━━━━━ Recorded information ━━━━━
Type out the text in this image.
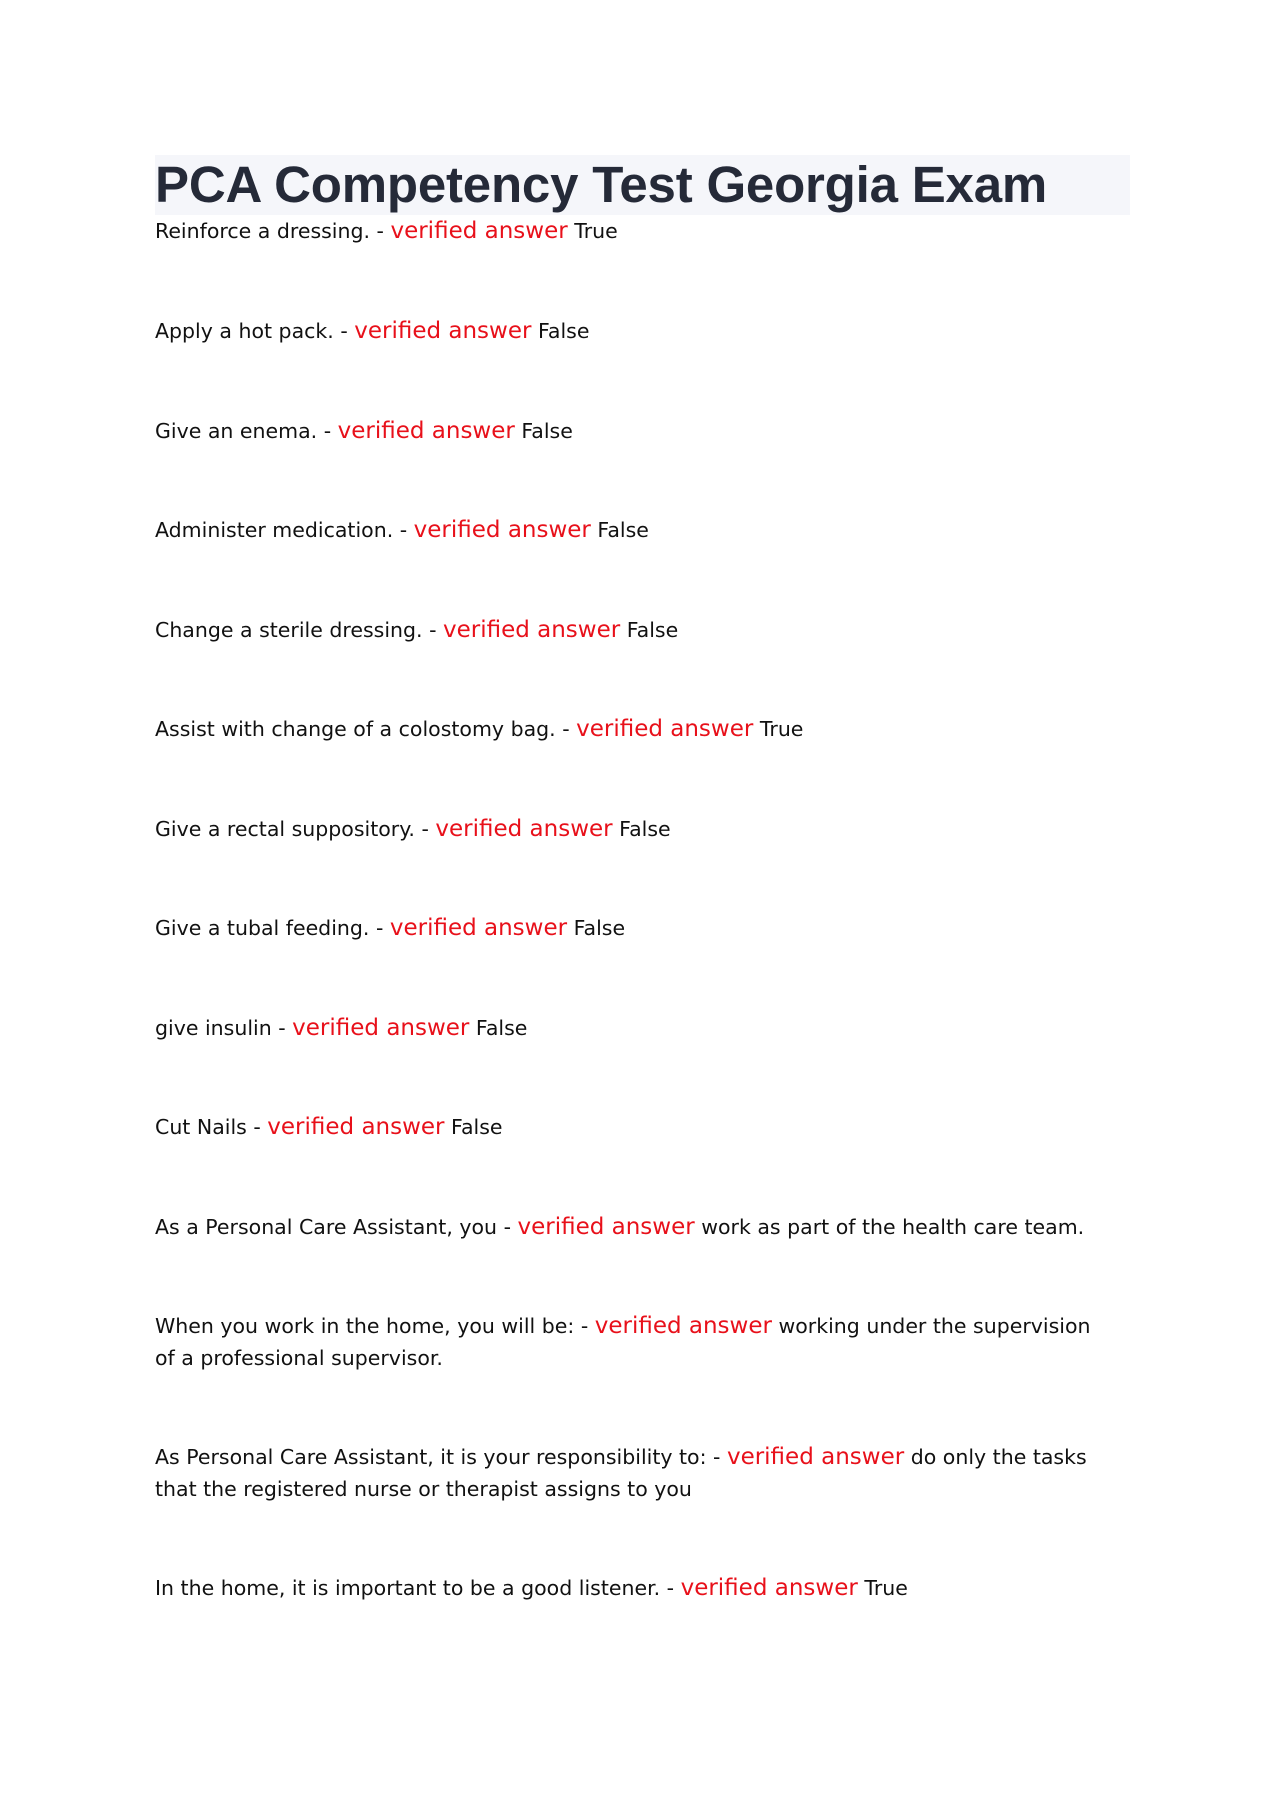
PCA Competency Test Georgia Exam
Reinforce a dressing. - verified answer True
Apply a hot pack. - verified answer False
Give an enema. - verified answer False
Administer medication. - verified answer False
Change a sterile dressing. - verified answer False
Assist with change of a colostomy bag. - verified answer True
Give a rectal suppository. - verified answer False
Give a tubal feeding. - verified answer False
give insulin - verified answer False
Cut Nails - verified answer False
As a Personal Care Assistant, you - verified answer work as part of the health care team.
When you work in the home, you will be: - verified answer working under the supervision of a professional supervisor.
As Personal Care Assistant, it is your responsibility to: - verified answer do only the tasks that the registered nurse or therapist assigns to you
In the home, it is important to be a good listener. - verified answer True
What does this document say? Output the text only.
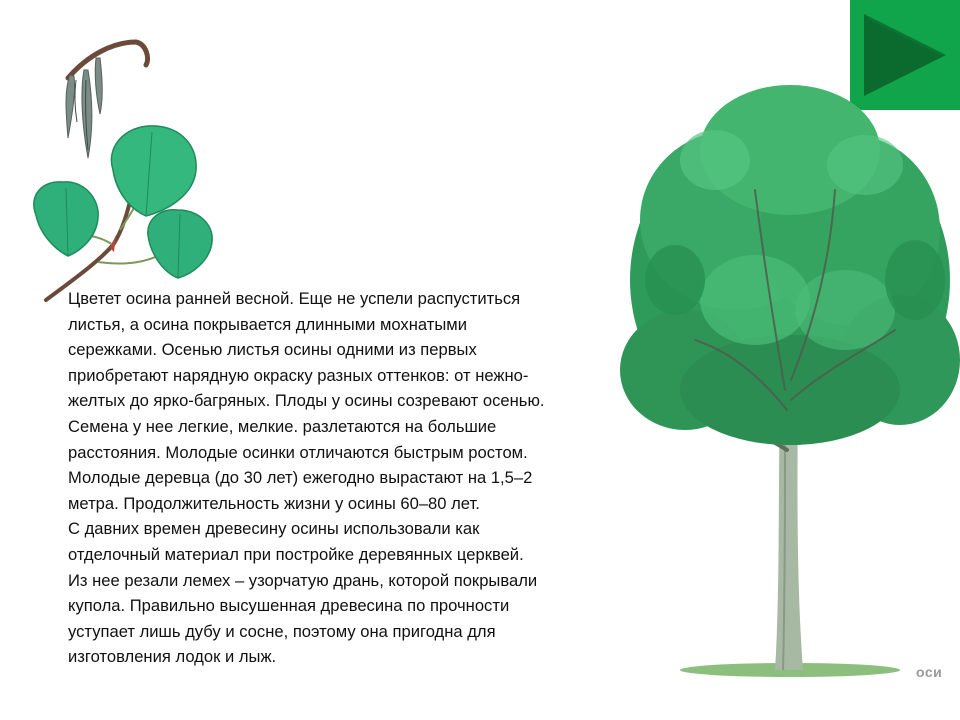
Цветет осина ранней весной. Еще не успели распуститься
листья, а осина покрывается длинными мохнатыми
сережками. Осенью листья осины одними из первых
приобретают нарядную окраску разных оттенков: от нежно-
желтых до ярко-багряных. Плоды у осины созревают осенью.
Семена у нее легкие, мелкие. разлетаются на большие
расстояния. Молодые осинки отличаются быстрым ростом.
Молодые деревца (до 30 лет) ежегодно вырастают на 1,5–2
метра. Продолжительность жизни у осины 60–80 лет.

С давних времен древесину осины использовали как
отделочный материал при постройке деревянных церквей.
Из нее резали лемех – узорчатую дрань, которой покрывали
купола. Правильно высушенная древесина по прочности
уступает лишь дубу и сосне, поэтому она пригодна для
изготовления лодок и лыж.

оси
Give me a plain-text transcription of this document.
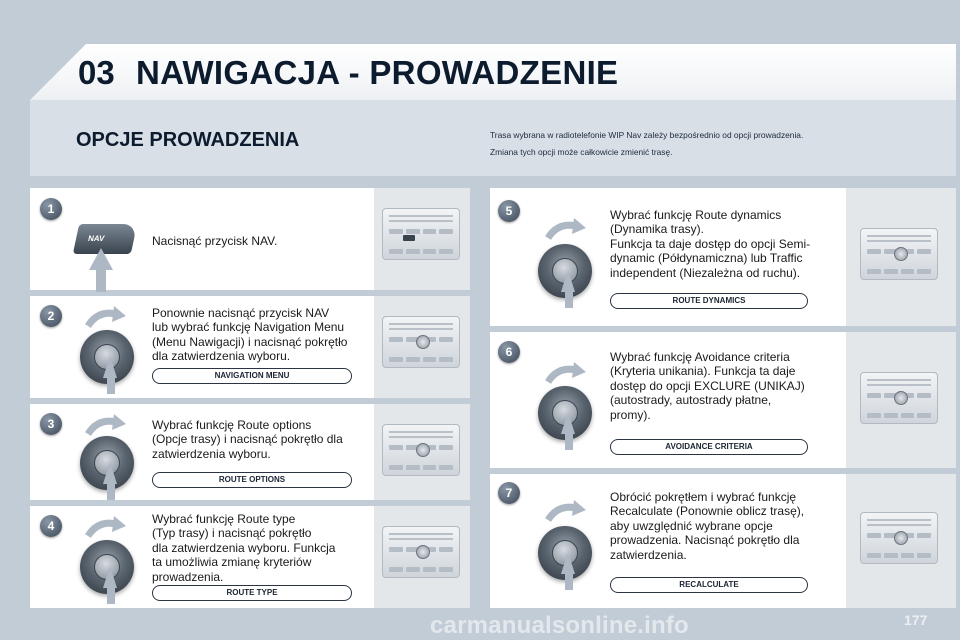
03 NAWIGACJA - PROWADZENIE
OPCJE PROWADZENIA	Trasa wybrana w radiotelefonie WIP Nav zależy bezpośrednio od opcji prowadzenia.
Zmiana tych opcji może całkowicie zmienić trasę.
1
NAV	Nacisnąć przycisk NAV.
2	Ponownie nacisnąć przycisk NAV
lub wybrać funkcję Navigation Menu
(Menu Nawigacji) i nacisnąć pokrętło
dla zatwierdzenia wyboru.
NAVIGATION MENU
3	Wybrać funkcję Route options
(Opcje trasy) i nacisnąć pokrętło dla
zatwierdzenia wyboru.
ROUTE OPTIONS
4	Wybrać funkcję Route type
(Typ trasy) i nacisnąć pokrętło
dla zatwierdzenia wyboru. Funkcja
ta umożliwia zmianę kryteriów
prowadzenia.
ROUTE TYPE
5	Wybrać funkcję Route dynamics
(Dynamika trasy).
Funkcja ta daje dostęp do opcji Semi-
dynamic (Półdynamiczna) lub Traffic
independent (Niezależna od ruchu).
ROUTE DYNAMICS
6	Wybrać funkcję Avoidance criteria
(Kryteria unikania). Funkcja ta daje
dostęp do opcji EXCLURE (UNIKAJ)
(autostrady, autostrady płatne,
promy).
AVOIDANCE CRITERIA
7	Obrócić pokrętłem i wybrać funkcję
Recalculate (Ponownie oblicz trasę),
aby uwzględnić wybrane opcje
prowadzenia. Nacisnąć pokrętło dla
zatwierdzenia.
RECALCULATE
carmanualsonline.info	177
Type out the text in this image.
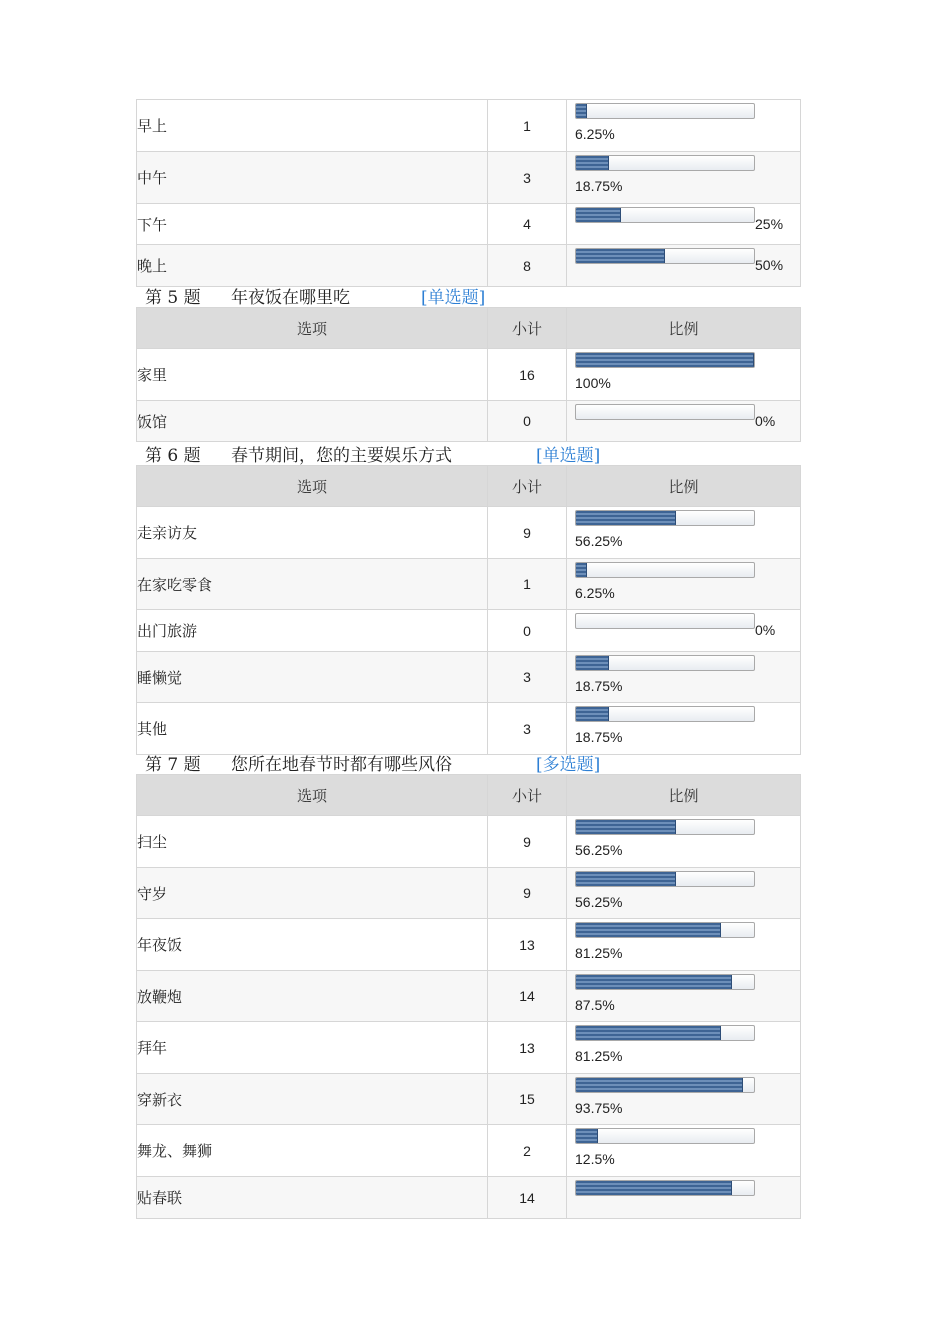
早上	1	6.25%

中午	3	18.75%

下午	4	25%

晚上	8	50%
第 5 题 年夜饭在哪里吃	[单选题]
选项	小计	比例
家里	16	100%

饭馆	0	0%
第 6 题 春节期间，您的主要娱乐方式	[单选题]
选项	小计	比例
走亲访友	9	56.25%

在家吃零食	1	6.25%

出门旅游	0	0%

睡懒觉	3	18.75%

其他	3	18.75%
第 7 题 您所在地春节时都有哪些风俗	[多选题]
选项	小计	比例
扫尘	9	56.25%

守岁	9	56.25%

年夜饭	13	81.25%

放鞭炮	14	87.5%

拜年	13	81.25%

穿新衣	15	93.75%

舞龙、舞狮	2	12.5%

贴春联	14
━━━━━
--- Set problem ---
Output only these lines, word for word: the line containing "Give me a plain-text" and every line after it through the last line of the data. Omit the pictures.

--- Answer to this task ---
Give me a plain-text transcription of this document.
03 NAWIGACJA - PROWADZENIE
OPCJE PROWADZENIA	Trasa wybrana w radiotelefonie WIP Nav zależy bezpośrednio od opcji prowadzenia.
Zmiana tych opcji może całkowicie zmienić trasę.
1
NAV	Nacisnąć przycisk NAV.
2	Ponownie nacisnąć przycisk NAV
lub wybrać funkcję Navigation Menu
(Menu Nawigacji) i nacisnąć pokrętło
dla zatwierdzenia wyboru.
NAVIGATION MENU
3	Wybrać funkcję Route options
(Opcje trasy) i nacisnąć pokrętło dla
zatwierdzenia wyboru.
ROUTE OPTIONS
4	Wybrać funkcję Route type
(Typ trasy) i nacisnąć pokrętło
dla zatwierdzenia wyboru. Funkcja
ta umożliwia zmianę kryteriów
prowadzenia.
ROUTE TYPE
5	Wybrać funkcję Route dynamics
(Dynamika trasy).
Funkcja ta daje dostęp do opcji Semi-
dynamic (Półdynamiczna) lub Traffic
independent (Niezależna od ruchu).
ROUTE DYNAMICS
6	Wybrać funkcję Avoidance criteria
(Kryteria unikania). Funkcja ta daje
dostęp do opcji EXCLURE (UNIKAJ)
(autostrady, autostrady płatne,
promy).
AVOIDANCE CRITERIA
7	Obrócić pokrętłem i wybrać funkcję
Recalculate (Ponownie oblicz trasę),
aby uwzględnić wybrane opcje
prowadzenia. Nacisnąć pokrętło dla
zatwierdzenia.
RECALCULATE
carmanualsonline.info	177
Type out the text in this image.
早上	1	6.25%

中午	3	18.75%

下午	4	25%

晚上	8	50%
第 5 题 年夜饭在哪里吃	[单选题]
选项	小计	比例
家里	16	100%

饭馆	0	0%
第 6 题 春节期间，您的主要娱乐方式	[单选题]
选项	小计	比例
走亲访友	9	56.25%

在家吃零食	1	6.25%

出门旅游	0	0%

睡懒觉	3	18.75%

其他	3	18.75%
第 7 题 您所在地春节时都有哪些风俗	[多选题]
选项	小计	比例
扫尘	9	56.25%

守岁	9	56.25%

年夜饭	13	81.25%

放鞭炮	14	87.5%

拜年	13	81.25%

穿新衣	15	93.75%

舞龙、舞狮	2	12.5%

贴春联	14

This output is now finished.